**YOUR GOAL:** Find how many lines of the listing below include the word "search", then report the number by itself.

**STORED DATA:**
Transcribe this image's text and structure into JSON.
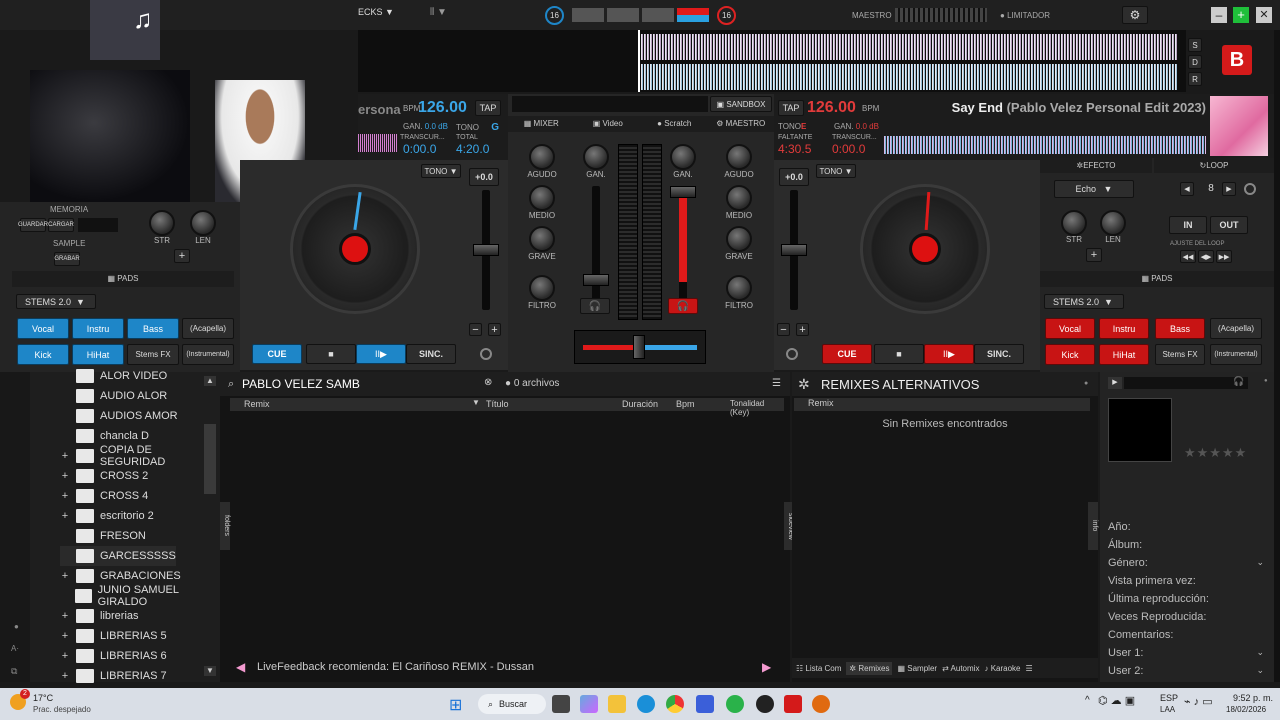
{
  "topbar": {
    "decks": "ECKS",
    "beat_left": "16",
    "beat_right": "16",
    "master": "MAESTRO",
    "limiter": "LIMITADOR"
  },
  "logo": {
    "text": "B"
  },
  "wave_side": [
    "S",
    "D",
    "R"
  ],
  "left_deck": {
    "title_partial": "ersona",
    "bpm_label": "BPM",
    "bpm": "126.00",
    "tap": "TAP",
    "gain_label": "GAN.",
    "gain": "0.0 dB",
    "key_label": "TONO",
    "key": "G",
    "time_label": "TRANSCUR...",
    "elapsed": "0:00.0",
    "total_label": "TOTAL",
    "total": "4:20.0",
    "pitch": "+0.0",
    "tono": "TONO",
    "cue": "CUE",
    "stop": "■",
    "play": "II▶",
    "sync": "SINC."
  },
  "right_deck": {
    "tap": "TAP",
    "bpm": "126.00",
    "bpm_label": "BPM",
    "key_label": "TONO",
    "key": "E",
    "gain_label": "GAN.",
    "gain": "0.0 dB",
    "remain_label": "FALTANTE",
    "remain": "4:30.5",
    "elapsed_label": "TRANSCUR...",
    "elapsed": "0:00.0",
    "title": "Say End",
    "subtitle": "(Pablo Velez Personal Edit 2023)",
    "pitch": "+0.0",
    "tono": "TONO",
    "cue": "CUE",
    "stop": "■",
    "play": "II▶",
    "sync": "SINC."
  },
  "mixer": {
    "sandbox": "SANDBOX",
    "tabs": [
      "MIXER",
      "Video",
      "Scratch",
      "MAESTRO"
    ],
    "eq": [
      "AGUDO",
      "MEDIO",
      "GRAVE",
      "FILTRO"
    ],
    "gain": "GAN."
  },
  "left_panel": {
    "memory": "MEMORIA",
    "save": "GUARDAR",
    "load": "CARGAR",
    "sample": "SAMPLE",
    "record": "GRABAR",
    "str": "STR",
    "len": "LEN",
    "pads": "PADS",
    "stems": "STEMS 2.0",
    "row1": [
      "Vocal",
      "Instru",
      "Bass",
      "(Acapella)"
    ],
    "row2": [
      "Kick",
      "HiHat",
      "Stems FX",
      "(Instrumental)"
    ]
  },
  "right_panel": {
    "effect": "EFECTO",
    "loop": "LOOP",
    "echo": "Echo",
    "loop_val": "8",
    "in": "IN",
    "out": "OUT",
    "loop_adj": "AJUSTE DEL LOOP",
    "str": "STR",
    "len": "LEN",
    "pads": "PADS",
    "stems": "STEMS 2.0",
    "row1": [
      "Vocal",
      "Instru",
      "Bass",
      "(Acapella)"
    ],
    "row2": [
      "Kick",
      "HiHat",
      "Stems FX",
      "(Instrumental)"
    ]
  },
  "folders": [
    {
      "name": "ALOR VIDEO",
      "plus": ""
    },
    {
      "name": "AUDIO ALOR",
      "plus": ""
    },
    {
      "name": "AUDIOS AMOR",
      "plus": ""
    },
    {
      "name": "chancla D",
      "plus": ""
    },
    {
      "name": "COPIA DE SEGURIDAD",
      "plus": "+"
    },
    {
      "name": "CROSS 2",
      "plus": "+"
    },
    {
      "name": "CROSS 4",
      "plus": "+"
    },
    {
      "name": "escritorio 2",
      "plus": "+"
    },
    {
      "name": "FRESON",
      "plus": ""
    },
    {
      "name": "GARCESSSSS",
      "plus": ""
    },
    {
      "name": "GRABACIONES",
      "plus": "+"
    },
    {
      "name": "JUNIO SAMUEL GIRALDO",
      "plus": ""
    },
    {
      "name": "librerias",
      "plus": "+"
    },
    {
      "name": "LIBRERIAS 5",
      "plus": "+"
    },
    {
      "name": "LIBRERIAS 6",
      "plus": "+"
    },
    {
      "name": "LIBRERIAS 7",
      "plus": "+"
    }
  ],
  "browser": {
    "search": "PABLO VELEZ SAMB",
    "count": "0 archivos",
    "cols": [
      "Remix",
      "Título",
      "Duración",
      "Bpm",
      "Tonalidad (Key)"
    ],
    "folders_tab": "folders",
    "sideview": "sideview",
    "feedback": "LiveFeedback recomienda: El Cariñoso REMIX - Dussan"
  },
  "remixes": {
    "title": "REMIXES ALTERNATIVOS",
    "col": "Remix",
    "empty": "Sin Remixes encontrados",
    "tabs": [
      "Lista Com",
      "Remixes",
      "Sampler",
      "Automix",
      "Karaoke"
    ]
  },
  "info": {
    "tab": "info",
    "fields": [
      "Año:",
      "Álbum:",
      "Género:",
      "Vista primera vez:",
      "Última reproducción:",
      "Veces Reproducida:",
      "Comentarios:",
      "User 1:",
      "User 2:"
    ]
  },
  "taskbar": {
    "temp": "17°C",
    "weather": "Prac. despejado",
    "search": "Buscar",
    "lang1": "ESP",
    "lang2": "LAA",
    "time": "9:52 p. m.",
    "date": "18/02/2026",
    "badge": "2"
  }
}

**TASK RESULT:** 2